-- Begin --

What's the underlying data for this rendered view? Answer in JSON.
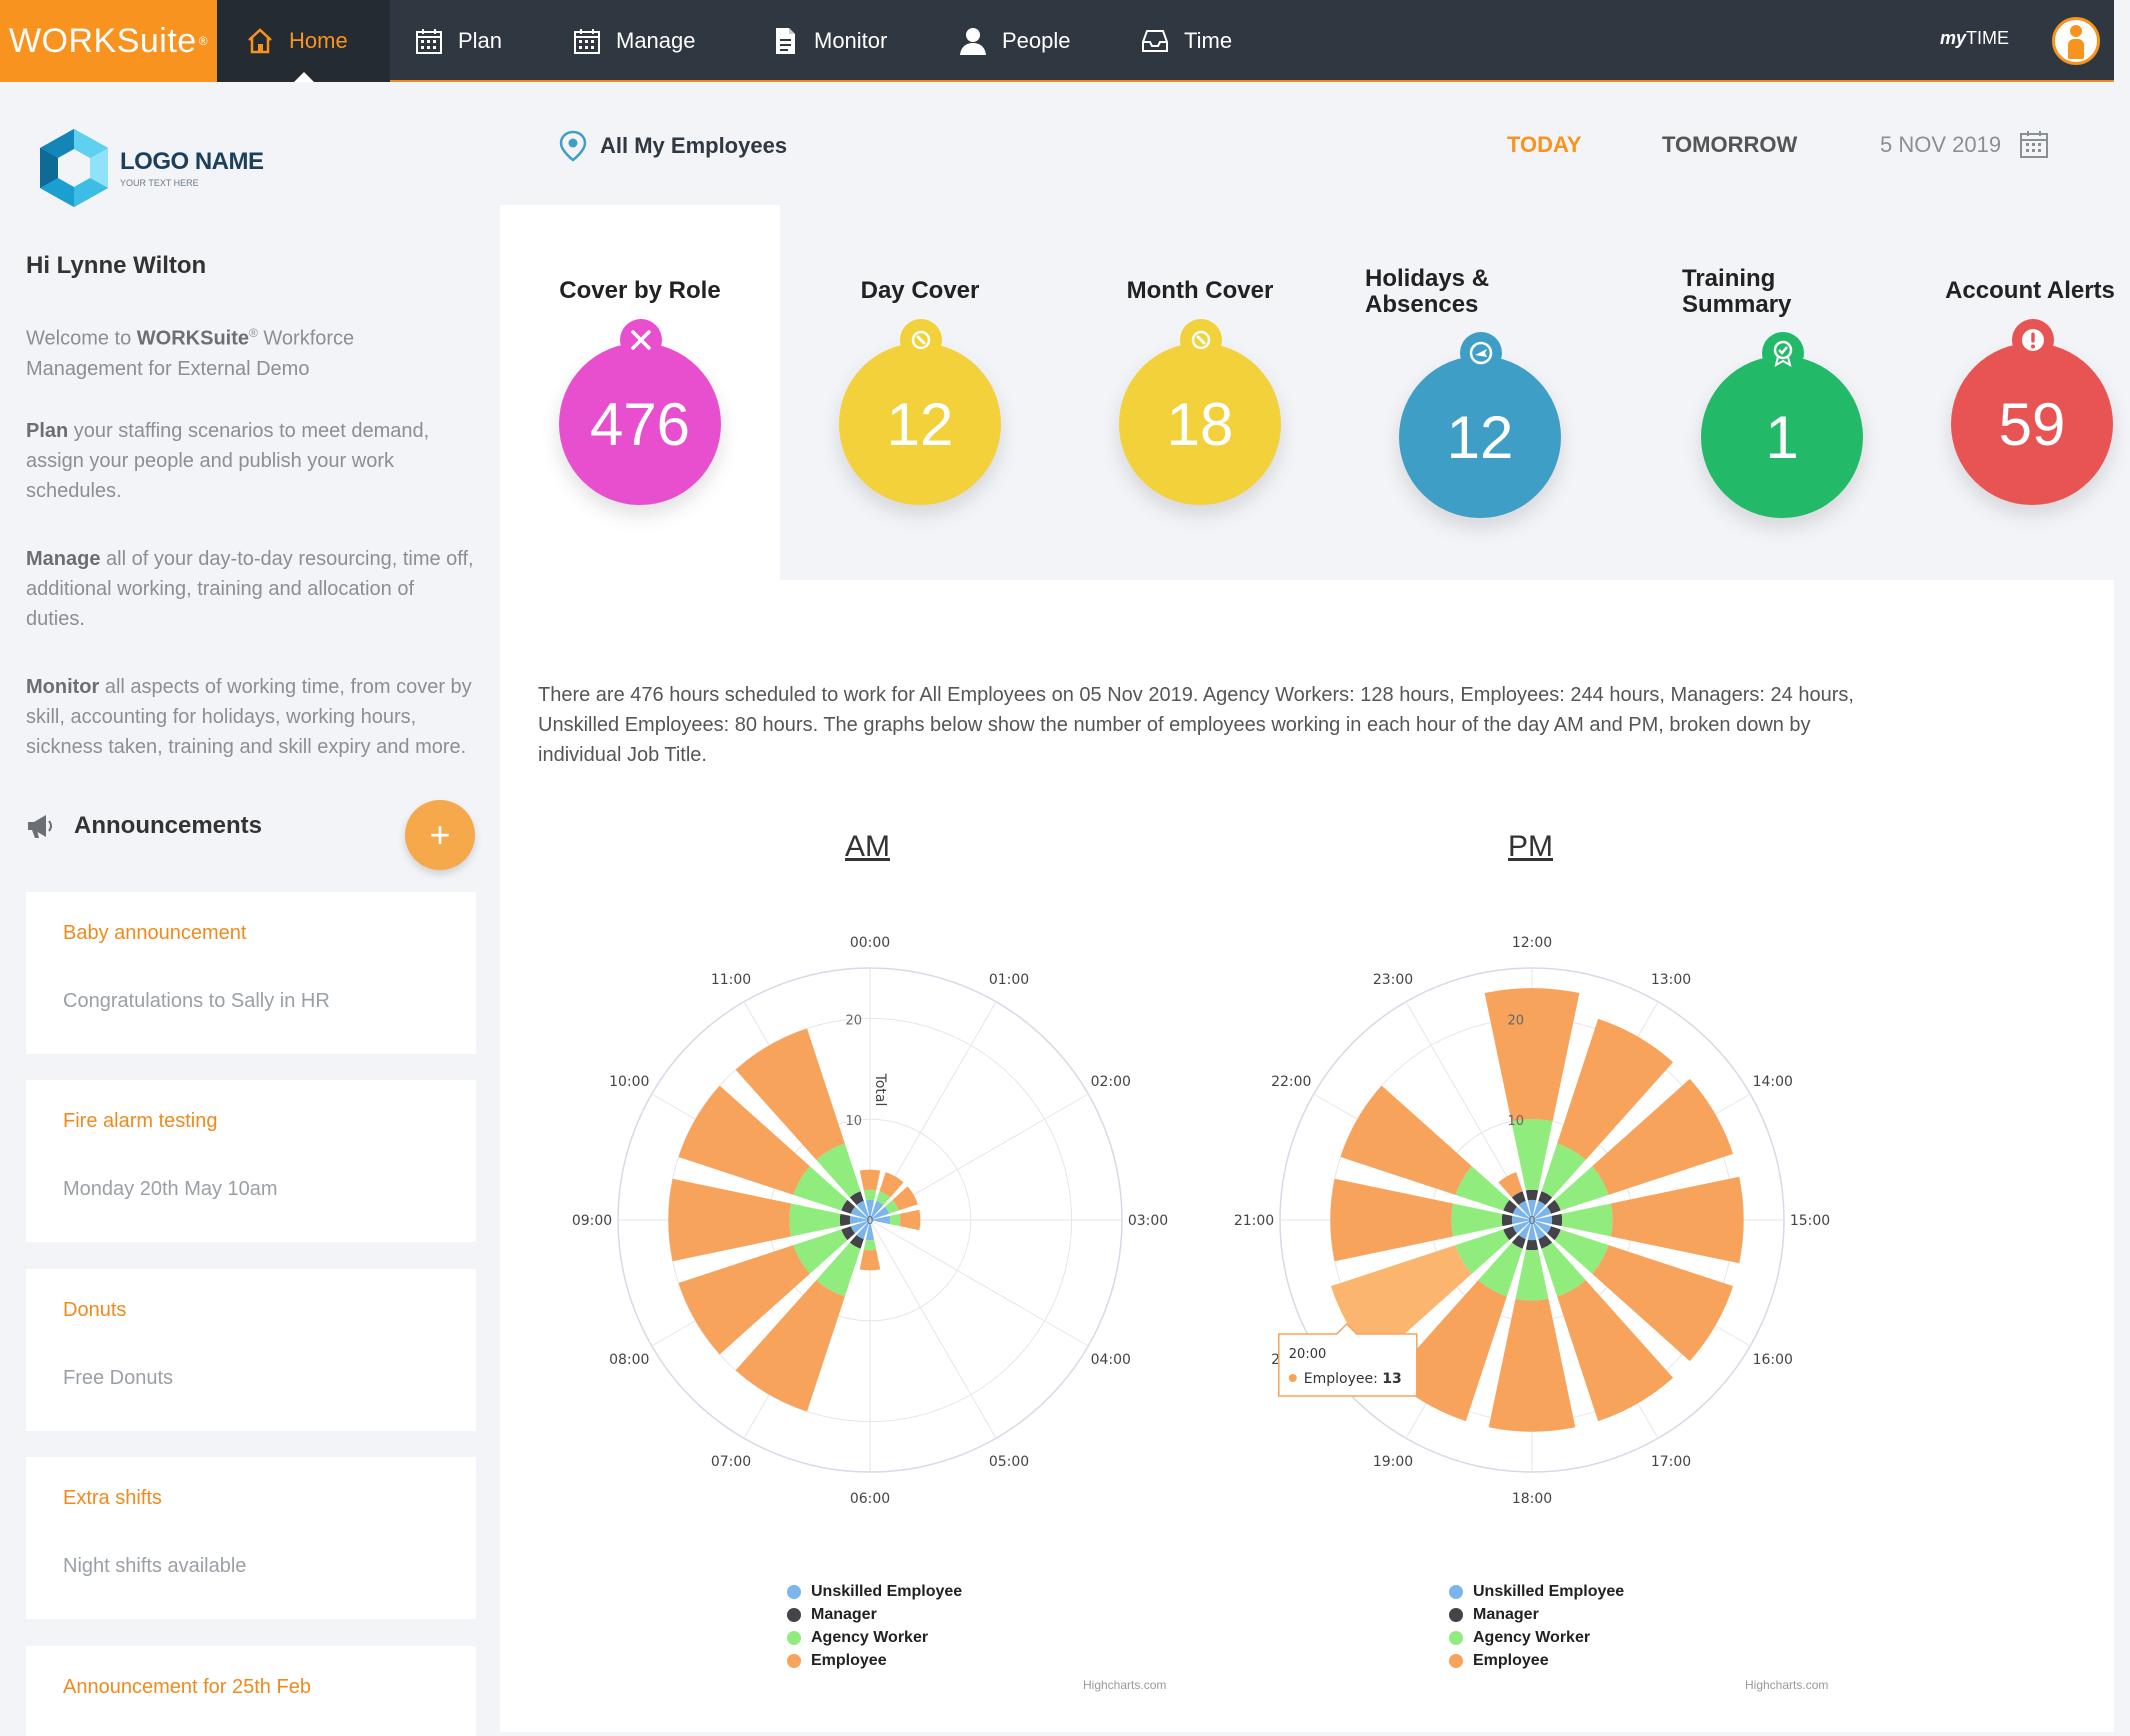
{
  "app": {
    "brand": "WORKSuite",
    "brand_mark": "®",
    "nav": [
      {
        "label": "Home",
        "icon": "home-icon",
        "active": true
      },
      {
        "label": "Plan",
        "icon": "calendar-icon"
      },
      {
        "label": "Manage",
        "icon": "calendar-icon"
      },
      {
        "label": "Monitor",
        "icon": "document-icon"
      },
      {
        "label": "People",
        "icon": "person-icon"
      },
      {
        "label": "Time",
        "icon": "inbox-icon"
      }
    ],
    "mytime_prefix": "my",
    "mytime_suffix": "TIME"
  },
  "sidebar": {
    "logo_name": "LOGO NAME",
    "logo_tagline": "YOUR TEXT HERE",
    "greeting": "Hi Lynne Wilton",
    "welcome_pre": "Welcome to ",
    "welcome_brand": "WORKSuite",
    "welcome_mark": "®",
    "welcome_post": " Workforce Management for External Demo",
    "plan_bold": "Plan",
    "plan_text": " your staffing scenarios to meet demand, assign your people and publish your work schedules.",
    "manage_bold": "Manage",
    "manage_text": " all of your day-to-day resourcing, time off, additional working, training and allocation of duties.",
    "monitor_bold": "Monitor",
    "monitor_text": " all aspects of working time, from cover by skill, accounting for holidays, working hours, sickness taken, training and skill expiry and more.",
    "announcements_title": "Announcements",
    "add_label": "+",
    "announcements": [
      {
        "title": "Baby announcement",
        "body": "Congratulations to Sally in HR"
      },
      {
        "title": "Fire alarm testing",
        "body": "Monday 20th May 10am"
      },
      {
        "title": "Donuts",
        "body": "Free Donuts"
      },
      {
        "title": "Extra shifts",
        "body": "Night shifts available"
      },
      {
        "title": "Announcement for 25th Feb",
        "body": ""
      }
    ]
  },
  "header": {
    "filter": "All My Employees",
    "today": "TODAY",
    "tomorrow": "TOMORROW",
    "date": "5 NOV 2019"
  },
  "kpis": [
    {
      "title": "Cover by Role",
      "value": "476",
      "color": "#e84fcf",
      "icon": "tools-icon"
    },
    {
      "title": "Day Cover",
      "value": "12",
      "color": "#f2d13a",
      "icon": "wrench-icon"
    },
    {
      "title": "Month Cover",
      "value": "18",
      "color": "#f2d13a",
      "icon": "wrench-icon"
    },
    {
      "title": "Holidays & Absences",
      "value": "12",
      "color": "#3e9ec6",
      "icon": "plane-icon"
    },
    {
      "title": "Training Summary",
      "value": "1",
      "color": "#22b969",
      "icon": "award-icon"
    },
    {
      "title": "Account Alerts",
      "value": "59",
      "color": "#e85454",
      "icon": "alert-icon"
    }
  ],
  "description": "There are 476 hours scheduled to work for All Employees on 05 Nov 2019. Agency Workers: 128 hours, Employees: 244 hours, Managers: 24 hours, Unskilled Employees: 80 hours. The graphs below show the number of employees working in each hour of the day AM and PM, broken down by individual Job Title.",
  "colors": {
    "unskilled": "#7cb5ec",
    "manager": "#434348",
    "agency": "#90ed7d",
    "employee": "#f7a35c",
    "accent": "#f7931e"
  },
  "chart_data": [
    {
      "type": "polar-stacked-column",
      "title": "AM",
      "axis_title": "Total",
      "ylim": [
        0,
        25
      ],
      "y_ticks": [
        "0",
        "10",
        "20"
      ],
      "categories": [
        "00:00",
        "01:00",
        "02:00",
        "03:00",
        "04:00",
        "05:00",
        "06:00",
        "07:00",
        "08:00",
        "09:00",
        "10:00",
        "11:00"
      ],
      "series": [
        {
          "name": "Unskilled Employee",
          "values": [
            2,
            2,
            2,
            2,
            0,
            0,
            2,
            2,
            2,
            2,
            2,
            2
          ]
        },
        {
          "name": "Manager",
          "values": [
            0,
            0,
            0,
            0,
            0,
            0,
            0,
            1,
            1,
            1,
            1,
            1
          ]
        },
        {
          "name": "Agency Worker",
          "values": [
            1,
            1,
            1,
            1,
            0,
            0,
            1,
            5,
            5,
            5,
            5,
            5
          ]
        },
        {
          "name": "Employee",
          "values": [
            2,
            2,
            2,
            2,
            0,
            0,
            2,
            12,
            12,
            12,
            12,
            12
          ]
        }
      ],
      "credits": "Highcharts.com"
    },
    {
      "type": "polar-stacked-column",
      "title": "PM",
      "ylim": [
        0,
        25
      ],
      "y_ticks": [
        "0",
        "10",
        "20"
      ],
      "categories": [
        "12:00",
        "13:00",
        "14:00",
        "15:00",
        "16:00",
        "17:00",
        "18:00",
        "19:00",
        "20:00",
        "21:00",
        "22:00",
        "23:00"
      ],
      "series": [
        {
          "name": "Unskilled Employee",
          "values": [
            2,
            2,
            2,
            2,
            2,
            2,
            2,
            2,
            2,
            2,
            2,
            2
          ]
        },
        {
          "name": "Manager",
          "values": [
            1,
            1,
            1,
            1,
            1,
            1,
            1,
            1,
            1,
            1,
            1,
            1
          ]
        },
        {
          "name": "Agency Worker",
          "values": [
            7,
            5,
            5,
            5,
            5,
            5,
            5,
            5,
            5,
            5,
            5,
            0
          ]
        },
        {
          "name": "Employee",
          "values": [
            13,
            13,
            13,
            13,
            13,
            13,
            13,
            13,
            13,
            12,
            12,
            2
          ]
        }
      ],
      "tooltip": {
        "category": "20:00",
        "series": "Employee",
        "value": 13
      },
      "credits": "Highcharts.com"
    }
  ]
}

-- End --

Write the listing out a second time exactly, dropping all images.

What's the underlying data for this rendered view? Answer in JSON.
{
  "app": {
    "brand": "WORKSuite",
    "brand_mark": "®",
    "nav": [
      {
        "label": "Home",
        "icon": "home-icon",
        "active": true
      },
      {
        "label": "Plan",
        "icon": "calendar-icon"
      },
      {
        "label": "Manage",
        "icon": "calendar-icon"
      },
      {
        "label": "Monitor",
        "icon": "document-icon"
      },
      {
        "label": "People",
        "icon": "person-icon"
      },
      {
        "label": "Time",
        "icon": "inbox-icon"
      }
    ],
    "mytime_prefix": "my",
    "mytime_suffix": "TIME"
  },
  "sidebar": {
    "logo_name": "LOGO NAME",
    "logo_tagline": "YOUR TEXT HERE",
    "greeting": "Hi Lynne Wilton",
    "welcome_pre": "Welcome to ",
    "welcome_brand": "WORKSuite",
    "welcome_mark": "®",
    "welcome_post": " Workforce Management for External Demo",
    "plan_bold": "Plan",
    "plan_text": " your staffing scenarios to meet demand, assign your people and publish your work schedules.",
    "manage_bold": "Manage",
    "manage_text": " all of your day-to-day resourcing, time off, additional working, training and allocation of duties.",
    "monitor_bold": "Monitor",
    "monitor_text": " all aspects of working time, from cover by skill, accounting for holidays, working hours, sickness taken, training and skill expiry and more.",
    "announcements_title": "Announcements",
    "add_label": "+",
    "announcements": [
      {
        "title": "Baby announcement",
        "body": "Congratulations to Sally in HR"
      },
      {
        "title": "Fire alarm testing",
        "body": "Monday 20th May 10am"
      },
      {
        "title": "Donuts",
        "body": "Free Donuts"
      },
      {
        "title": "Extra shifts",
        "body": "Night shifts available"
      },
      {
        "title": "Announcement for 25th Feb",
        "body": ""
      }
    ]
  },
  "header": {
    "filter": "All My Employees",
    "today": "TODAY",
    "tomorrow": "TOMORROW",
    "date": "5 NOV 2019"
  },
  "kpis": [
    {
      "title": "Cover by Role",
      "value": "476",
      "color": "#e84fcf",
      "icon": "tools-icon"
    },
    {
      "title": "Day Cover",
      "value": "12",
      "color": "#f2d13a",
      "icon": "wrench-icon"
    },
    {
      "title": "Month Cover",
      "value": "18",
      "color": "#f2d13a",
      "icon": "wrench-icon"
    },
    {
      "title": "Holidays & Absences",
      "value": "12",
      "color": "#3e9ec6",
      "icon": "plane-icon"
    },
    {
      "title": "Training Summary",
      "value": "1",
      "color": "#22b969",
      "icon": "award-icon"
    },
    {
      "title": "Account Alerts",
      "value": "59",
      "color": "#e85454",
      "icon": "alert-icon"
    }
  ],
  "description": "There are 476 hours scheduled to work for All Employees on 05 Nov 2019. Agency Workers: 128 hours, Employees: 244 hours, Managers: 24 hours, Unskilled Employees: 80 hours. The graphs below show the number of employees working in each hour of the day AM and PM, broken down by individual Job Title.",
  "colors": {
    "unskilled": "#7cb5ec",
    "manager": "#434348",
    "agency": "#90ed7d",
    "employee": "#f7a35c",
    "accent": "#f7931e"
  },
  "chart_data": [
    {
      "type": "polar-stacked-column",
      "title": "AM",
      "axis_title": "Total",
      "ylim": [
        0,
        25
      ],
      "y_ticks": [
        "0",
        "10",
        "20"
      ],
      "categories": [
        "00:00",
        "01:00",
        "02:00",
        "03:00",
        "04:00",
        "05:00",
        "06:00",
        "07:00",
        "08:00",
        "09:00",
        "10:00",
        "11:00"
      ],
      "series": [
        {
          "name": "Unskilled Employee",
          "values": [
            2,
            2,
            2,
            2,
            0,
            0,
            2,
            2,
            2,
            2,
            2,
            2
          ]
        },
        {
          "name": "Manager",
          "values": [
            0,
            0,
            0,
            0,
            0,
            0,
            0,
            1,
            1,
            1,
            1,
            1
          ]
        },
        {
          "name": "Agency Worker",
          "values": [
            1,
            1,
            1,
            1,
            0,
            0,
            1,
            5,
            5,
            5,
            5,
            5
          ]
        },
        {
          "name": "Employee",
          "values": [
            2,
            2,
            2,
            2,
            0,
            0,
            2,
            12,
            12,
            12,
            12,
            12
          ]
        }
      ],
      "credits": "Highcharts.com"
    },
    {
      "type": "polar-stacked-column",
      "title": "PM",
      "ylim": [
        0,
        25
      ],
      "y_ticks": [
        "0",
        "10",
        "20"
      ],
      "categories": [
        "12:00",
        "13:00",
        "14:00",
        "15:00",
        "16:00",
        "17:00",
        "18:00",
        "19:00",
        "20:00",
        "21:00",
        "22:00",
        "23:00"
      ],
      "series": [
        {
          "name": "Unskilled Employee",
          "values": [
            2,
            2,
            2,
            2,
            2,
            2,
            2,
            2,
            2,
            2,
            2,
            2
          ]
        },
        {
          "name": "Manager",
          "values": [
            1,
            1,
            1,
            1,
            1,
            1,
            1,
            1,
            1,
            1,
            1,
            1
          ]
        },
        {
          "name": "Agency Worker",
          "values": [
            7,
            5,
            5,
            5,
            5,
            5,
            5,
            5,
            5,
            5,
            5,
            0
          ]
        },
        {
          "name": "Employee",
          "values": [
            13,
            13,
            13,
            13,
            13,
            13,
            13,
            13,
            13,
            12,
            12,
            2
          ]
        }
      ],
      "tooltip": {
        "category": "20:00",
        "series": "Employee",
        "value": 13
      },
      "credits": "Highcharts.com"
    }
  ]
}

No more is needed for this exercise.